___ THE INPUT ___
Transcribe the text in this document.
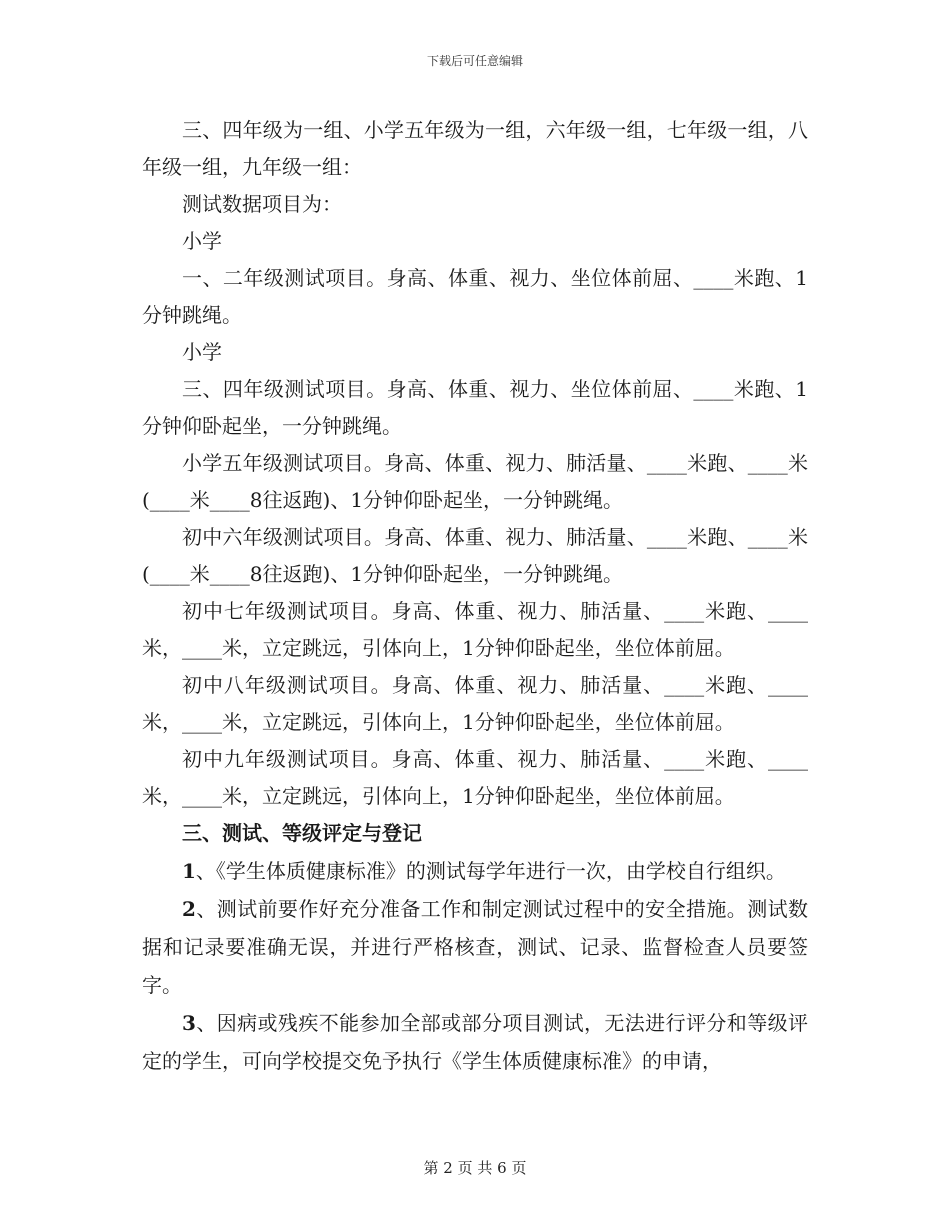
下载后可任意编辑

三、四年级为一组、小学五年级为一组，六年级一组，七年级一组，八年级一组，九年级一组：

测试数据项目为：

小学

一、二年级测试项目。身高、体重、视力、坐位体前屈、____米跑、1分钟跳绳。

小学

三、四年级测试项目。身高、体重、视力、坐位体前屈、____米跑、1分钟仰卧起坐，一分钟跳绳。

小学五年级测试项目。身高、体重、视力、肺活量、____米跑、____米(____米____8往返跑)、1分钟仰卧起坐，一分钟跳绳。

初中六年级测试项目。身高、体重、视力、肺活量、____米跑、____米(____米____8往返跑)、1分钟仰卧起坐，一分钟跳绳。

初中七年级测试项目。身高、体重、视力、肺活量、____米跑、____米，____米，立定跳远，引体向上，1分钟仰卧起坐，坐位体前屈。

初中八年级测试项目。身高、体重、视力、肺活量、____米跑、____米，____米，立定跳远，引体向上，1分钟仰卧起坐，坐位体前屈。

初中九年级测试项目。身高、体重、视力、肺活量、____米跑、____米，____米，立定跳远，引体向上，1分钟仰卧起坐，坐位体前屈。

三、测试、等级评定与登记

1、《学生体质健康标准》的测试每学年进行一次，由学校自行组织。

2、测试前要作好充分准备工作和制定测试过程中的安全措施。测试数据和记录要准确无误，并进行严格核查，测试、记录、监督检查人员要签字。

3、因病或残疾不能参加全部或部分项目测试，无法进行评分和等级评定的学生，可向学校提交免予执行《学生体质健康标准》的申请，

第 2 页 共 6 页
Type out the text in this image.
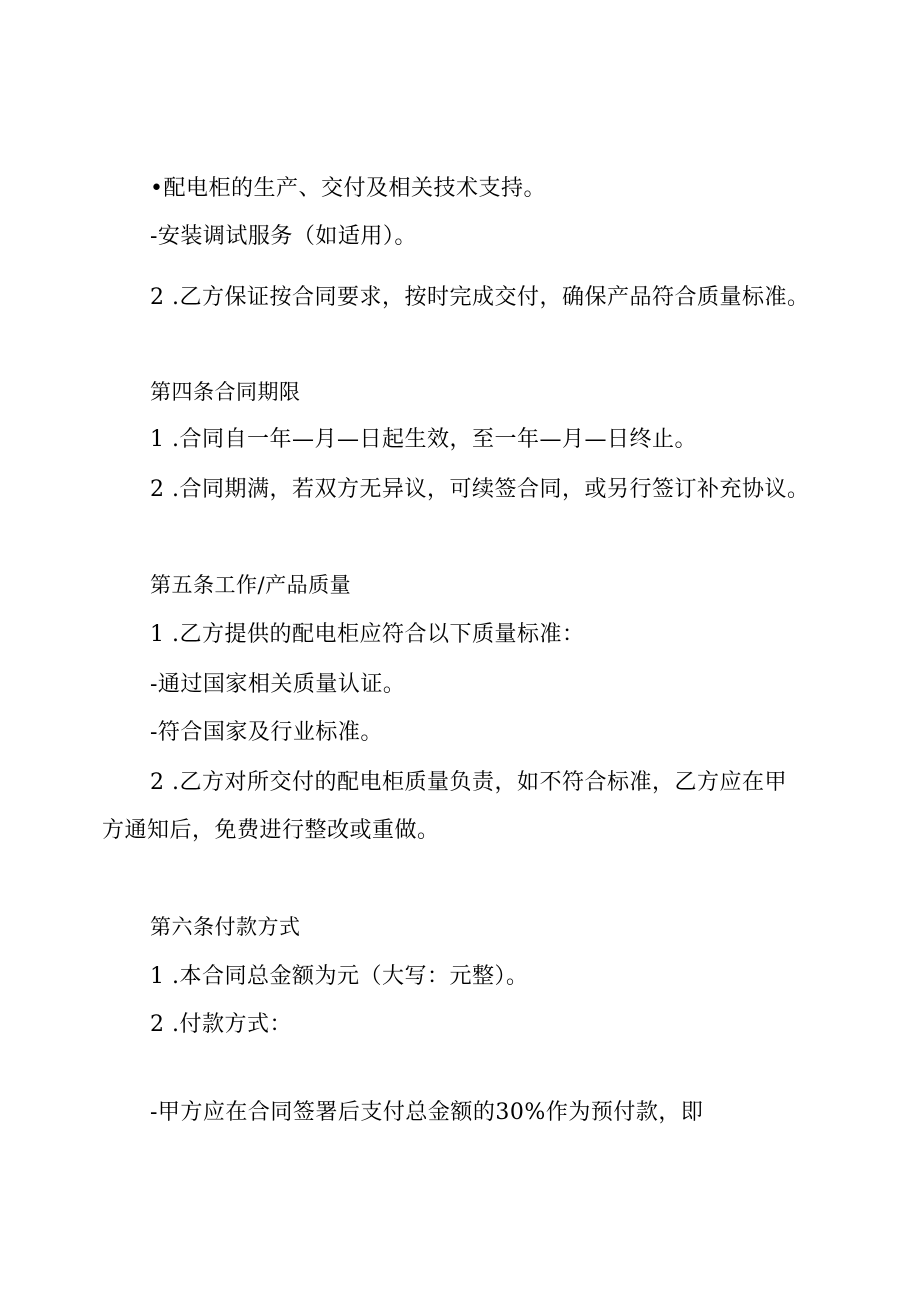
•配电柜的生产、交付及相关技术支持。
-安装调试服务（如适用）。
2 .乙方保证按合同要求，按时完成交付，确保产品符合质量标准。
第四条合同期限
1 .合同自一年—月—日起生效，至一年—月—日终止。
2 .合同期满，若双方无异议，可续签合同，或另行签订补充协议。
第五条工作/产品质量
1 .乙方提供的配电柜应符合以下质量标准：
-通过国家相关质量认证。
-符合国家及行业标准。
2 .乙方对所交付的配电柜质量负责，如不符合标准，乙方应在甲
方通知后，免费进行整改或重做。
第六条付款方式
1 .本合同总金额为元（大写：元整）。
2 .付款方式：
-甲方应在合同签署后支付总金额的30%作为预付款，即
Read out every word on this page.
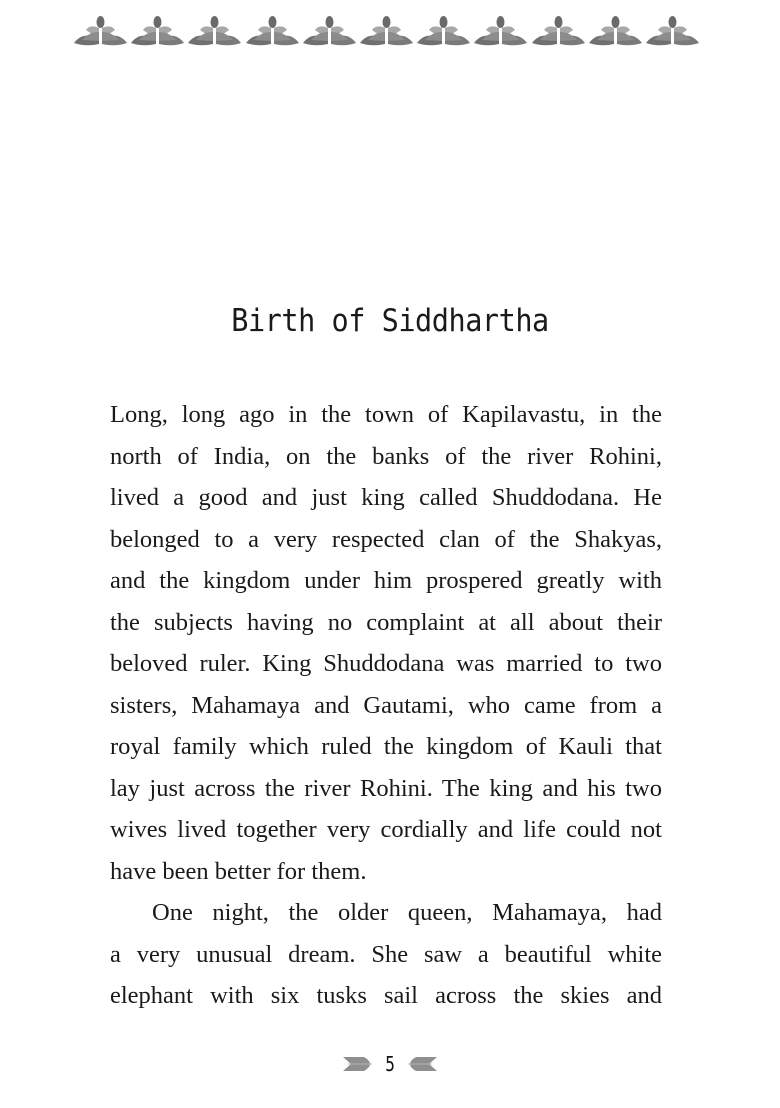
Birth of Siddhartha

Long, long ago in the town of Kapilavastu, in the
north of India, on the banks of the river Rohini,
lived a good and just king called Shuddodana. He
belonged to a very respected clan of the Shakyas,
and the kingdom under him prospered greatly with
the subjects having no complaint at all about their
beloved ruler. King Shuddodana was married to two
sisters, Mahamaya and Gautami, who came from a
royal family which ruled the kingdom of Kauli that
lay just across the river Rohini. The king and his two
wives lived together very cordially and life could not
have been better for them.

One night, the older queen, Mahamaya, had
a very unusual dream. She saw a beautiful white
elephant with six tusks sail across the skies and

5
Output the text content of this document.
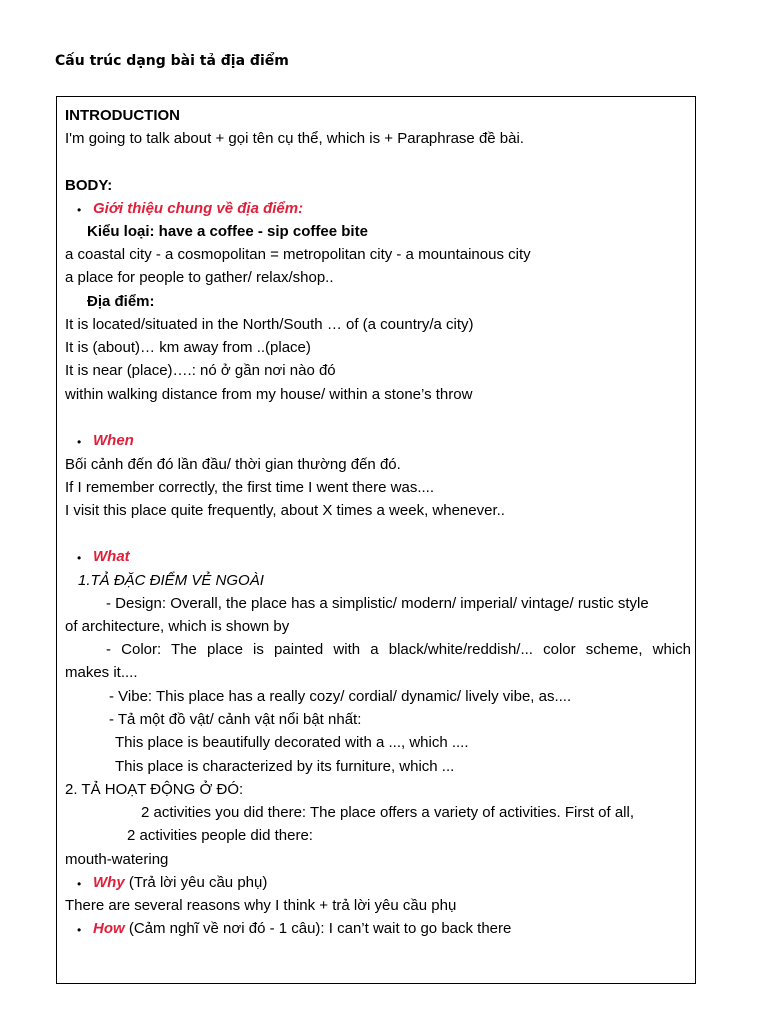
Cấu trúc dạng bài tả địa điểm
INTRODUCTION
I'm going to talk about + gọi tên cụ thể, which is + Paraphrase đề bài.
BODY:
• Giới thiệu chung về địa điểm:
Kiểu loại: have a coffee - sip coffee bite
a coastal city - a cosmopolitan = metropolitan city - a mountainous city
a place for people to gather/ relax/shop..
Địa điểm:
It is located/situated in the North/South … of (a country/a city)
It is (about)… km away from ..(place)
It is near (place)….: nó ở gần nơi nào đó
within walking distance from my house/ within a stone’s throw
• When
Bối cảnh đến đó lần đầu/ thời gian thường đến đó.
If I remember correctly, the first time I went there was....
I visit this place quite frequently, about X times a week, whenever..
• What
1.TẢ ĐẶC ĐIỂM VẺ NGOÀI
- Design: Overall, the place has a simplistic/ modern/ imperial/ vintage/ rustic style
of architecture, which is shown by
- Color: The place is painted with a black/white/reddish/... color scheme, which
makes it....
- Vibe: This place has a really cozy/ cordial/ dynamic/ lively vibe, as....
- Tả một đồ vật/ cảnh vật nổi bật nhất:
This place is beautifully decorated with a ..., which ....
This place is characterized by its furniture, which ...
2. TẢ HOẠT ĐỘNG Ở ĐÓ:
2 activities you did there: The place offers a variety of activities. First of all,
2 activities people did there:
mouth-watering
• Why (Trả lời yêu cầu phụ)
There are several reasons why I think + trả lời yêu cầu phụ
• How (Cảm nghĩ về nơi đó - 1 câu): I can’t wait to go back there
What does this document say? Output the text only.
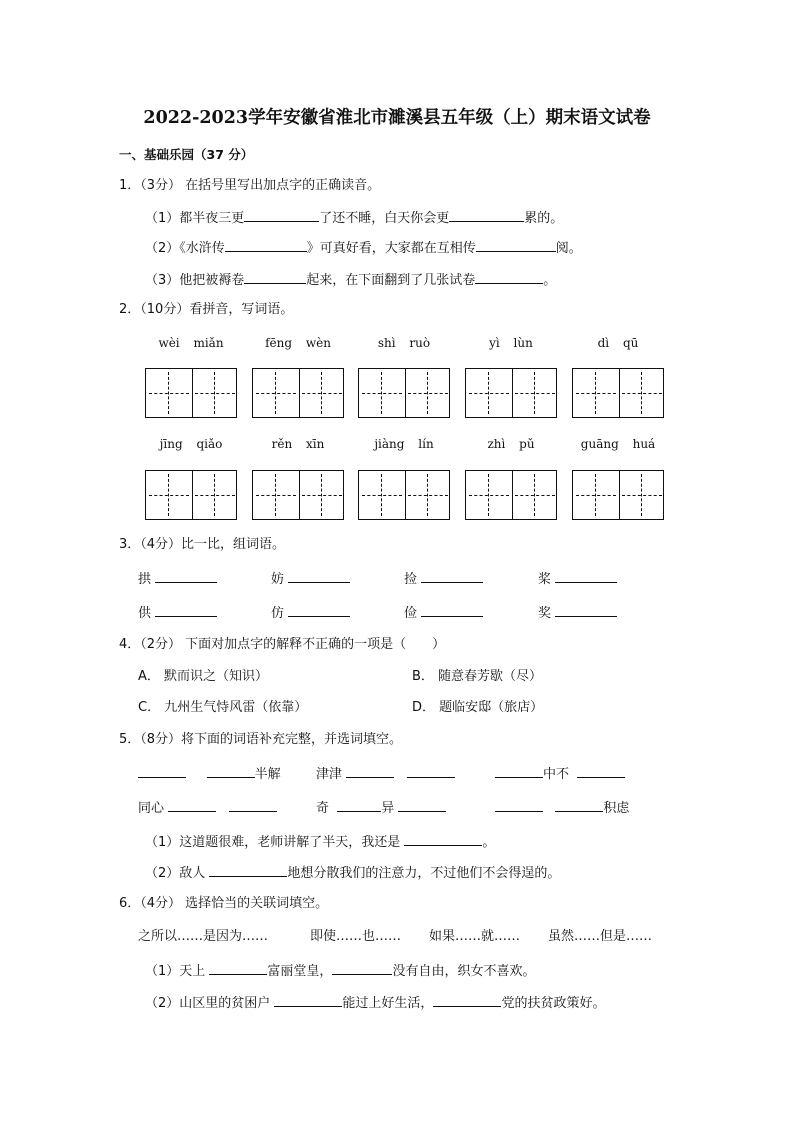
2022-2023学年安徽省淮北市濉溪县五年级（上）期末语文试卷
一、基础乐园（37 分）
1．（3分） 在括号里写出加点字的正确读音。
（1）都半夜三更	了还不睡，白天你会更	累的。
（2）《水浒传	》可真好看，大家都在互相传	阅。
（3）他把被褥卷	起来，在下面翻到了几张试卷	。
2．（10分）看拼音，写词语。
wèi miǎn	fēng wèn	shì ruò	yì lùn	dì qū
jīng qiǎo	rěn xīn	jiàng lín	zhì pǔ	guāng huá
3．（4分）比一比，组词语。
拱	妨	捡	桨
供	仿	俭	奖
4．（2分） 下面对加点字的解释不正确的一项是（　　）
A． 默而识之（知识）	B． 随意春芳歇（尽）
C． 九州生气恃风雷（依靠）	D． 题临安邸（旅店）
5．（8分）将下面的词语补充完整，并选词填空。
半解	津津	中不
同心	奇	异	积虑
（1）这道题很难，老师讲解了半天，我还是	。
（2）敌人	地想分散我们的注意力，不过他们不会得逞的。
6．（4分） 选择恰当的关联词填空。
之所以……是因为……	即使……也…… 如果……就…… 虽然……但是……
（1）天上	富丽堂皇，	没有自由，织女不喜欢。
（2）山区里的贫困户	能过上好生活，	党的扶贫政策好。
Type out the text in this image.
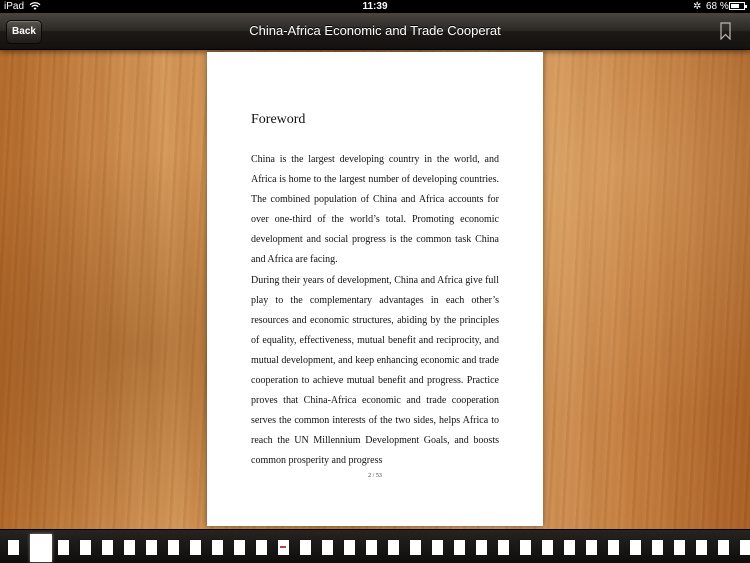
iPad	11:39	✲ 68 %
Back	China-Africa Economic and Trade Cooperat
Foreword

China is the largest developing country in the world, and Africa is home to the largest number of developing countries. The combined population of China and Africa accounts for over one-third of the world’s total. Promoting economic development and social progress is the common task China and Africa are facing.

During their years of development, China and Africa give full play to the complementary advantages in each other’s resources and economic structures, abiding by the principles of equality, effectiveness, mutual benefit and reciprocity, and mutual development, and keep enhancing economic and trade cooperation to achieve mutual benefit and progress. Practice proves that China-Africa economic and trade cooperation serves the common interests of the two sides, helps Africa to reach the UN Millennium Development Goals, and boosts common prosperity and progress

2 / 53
___
▶ _PROMPT_:
Pictures in the records above are not copied; print everything else exactly.

▶ _RESPONSE_:
Transcribe the text in this document.
下载后可任意编辑

三、四年级为一组、小学五年级为一组，六年级一组，七年级一组，八年级一组，九年级一组：

测试数据项目为：

小学

一、二年级测试项目。身高、体重、视力、坐位体前屈、____米跑、1分钟跳绳。

小学

三、四年级测试项目。身高、体重、视力、坐位体前屈、____米跑、1分钟仰卧起坐，一分钟跳绳。

小学五年级测试项目。身高、体重、视力、肺活量、____米跑、____米(____米____8往返跑)、1分钟仰卧起坐，一分钟跳绳。

初中六年级测试项目。身高、体重、视力、肺活量、____米跑、____米(____米____8往返跑)、1分钟仰卧起坐，一分钟跳绳。

初中七年级测试项目。身高、体重、视力、肺活量、____米跑、____米，____米，立定跳远，引体向上，1分钟仰卧起坐，坐位体前屈。

初中八年级测试项目。身高、体重、视力、肺活量、____米跑、____米，____米，立定跳远，引体向上，1分钟仰卧起坐，坐位体前屈。

初中九年级测试项目。身高、体重、视力、肺活量、____米跑、____米，____米，立定跳远，引体向上，1分钟仰卧起坐，坐位体前屈。

三、测试、等级评定与登记

1、《学生体质健康标准》的测试每学年进行一次，由学校自行组织。

2、测试前要作好充分准备工作和制定测试过程中的安全措施。测试数据和记录要准确无误，并进行严格核查，测试、记录、监督检查人员要签字。

3、因病或残疾不能参加全部或部分项目测试，无法进行评分和等级评定的学生，可向学校提交免予执行《学生体质健康标准》的申请，

第 2 页 共 6 页
Type out the text in this image.
•配电柜的生产、交付及相关技术支持。
-安装调试服务（如适用）。
2 .乙方保证按合同要求，按时完成交付，确保产品符合质量标准。
第四条合同期限
1 .合同自一年—月—日起生效，至一年—月—日终止。
2 .合同期满，若双方无异议，可续签合同，或另行签订补充协议。
第五条工作/产品质量
1 .乙方提供的配电柜应符合以下质量标准：
-通过国家相关质量认证。
-符合国家及行业标准。
2 .乙方对所交付的配电柜质量负责，如不符合标准，乙方应在甲
方通知后，免费进行整改或重做。
第六条付款方式
1 .本合同总金额为元（大写：元整）。
2 .付款方式：
-甲方应在合同签署后支付总金额的30%作为预付款，即
Read out every word on this page.
Birth of Siddhartha

Long, long ago in the town of Kapilavastu, in the
north of India, on the banks of the river Rohini,
lived a good and just king called Shuddodana. He
belonged to a very respected clan of the Shakyas,
and the kingdom under him prospered greatly with
the subjects having no complaint at all about their
beloved ruler. King Shuddodana was married to two
sisters, Mahamaya and Gautami, who came from a
royal family which ruled the kingdom of Kauli that
lay just across the river Rohini. The king and his two
wives lived together very cordially and life could not
have been better for them.

One night, the older queen, Mahamaya, had
a very unusual dream. She saw a beautiful white
elephant with six tusks sail across the skies and

5
Output the text content of this document.
Cấu trúc dạng bài tả địa điểm
INTRODUCTION
I'm going to talk about + gọi tên cụ thể, which is + Paraphrase đề bài.
BODY:
• Giới thiệu chung về địa điểm:
Kiểu loại: have a coffee - sip coffee bite
a coastal city - a cosmopolitan = metropolitan city - a mountainous city
a place for people to gather/ relax/shop..
Địa điểm:
It is located/situated in the North/South … of (a country/a city)
It is (about)… km away from ..(place)
It is near (place)….: nó ở gần nơi nào đó
within walking distance from my house/ within a stone’s throw
• When
Bối cảnh đến đó lần đầu/ thời gian thường đến đó.
If I remember correctly, the first time I went there was....
I visit this place quite frequently, about X times a week, whenever..
• What
1.TẢ ĐẶC ĐIỂM VẺ NGOÀI
- Design: Overall, the place has a simplistic/ modern/ imperial/ vintage/ rustic style
of architecture, which is shown by
- Color: The place is painted with a black/white/reddish/... color scheme, which
makes it....
- Vibe: This place has a really cozy/ cordial/ dynamic/ lively vibe, as....
- Tả một đồ vật/ cảnh vật nổi bật nhất:
This place is beautifully decorated with a ..., which ....
This place is characterized by its furniture, which ...
2. TẢ HOẠT ĐỘNG Ở ĐÓ:
2 activities you did there: The place offers a variety of activities. First of all,
2 activities people did there:
mouth-watering
• Why (Trả lời yêu cầu phụ)
There are several reasons why I think + trả lời yêu cầu phụ
• How (Cảm nghĩ về nơi đó - 1 câu): I can’t wait to go back there
What does this document say? Output the text only.
2022-2023学年安徽省淮北市濉溪县五年级（上）期末语文试卷
一、基础乐园（37 分）
1．（3分） 在括号里写出加点字的正确读音。
（1）都半夜三更	了还不睡，白天你会更	累的。
（2）《水浒传	》可真好看，大家都在互相传	阅。
（3）他把被褥卷	起来，在下面翻到了几张试卷	。
2．（10分）看拼音，写词语。
wèi miǎn	fēng wèn	shì ruò	yì lùn	dì qū
jīng qiǎo	rěn xīn	jiàng lín	zhì pǔ	guāng huá
3．（4分）比一比，组词语。
拱	妨	捡	桨
供	仿	俭	奖
4．（2分） 下面对加点字的解释不正确的一项是（　　）
A． 默而识之（知识）	B． 随意春芳歇（尽）
C． 九州生气恃风雷（依靠）	D． 题临安邸（旅店）
5．（8分）将下面的词语补充完整，并选词填空。
半解	津津	中不
同心	奇	异	积虑
（1）这道题很难，老师讲解了半天，我还是	。
（2）敌人	地想分散我们的注意力，不过他们不会得逞的。
6．（4分） 选择恰当的关联词填空。
之所以……是因为……	即使……也…… 如果……就…… 虽然……但是……
（1）天上	富丽堂皇，	没有自由，织女不喜欢。
（2）山区里的贫困户	能过上好生活，	党的扶贫政策好。
Type out the text in this image.
iPad	11:39	✲ 68 %
Back	China-Africa Economic and Trade Cooperat
Foreword

China is the largest developing country in the world, and Africa is home to the largest number of developing countries. The combined population of China and Africa accounts for over one-third of the world’s total. Promoting economic development and social progress is the common task China and Africa are facing.

During their years of development, China and Africa give full play to the complementary advantages in each other’s resources and economic structures, abiding by the principles of equality, effectiveness, mutual benefit and reciprocity, and mutual development, and keep enhancing economic and trade cooperation to achieve mutual benefit and progress. Practice proves that China-Africa economic and trade cooperation serves the common interests of the two sides, helps Africa to reach the UN Millennium Development Goals, and boosts common prosperity and progress

2 / 53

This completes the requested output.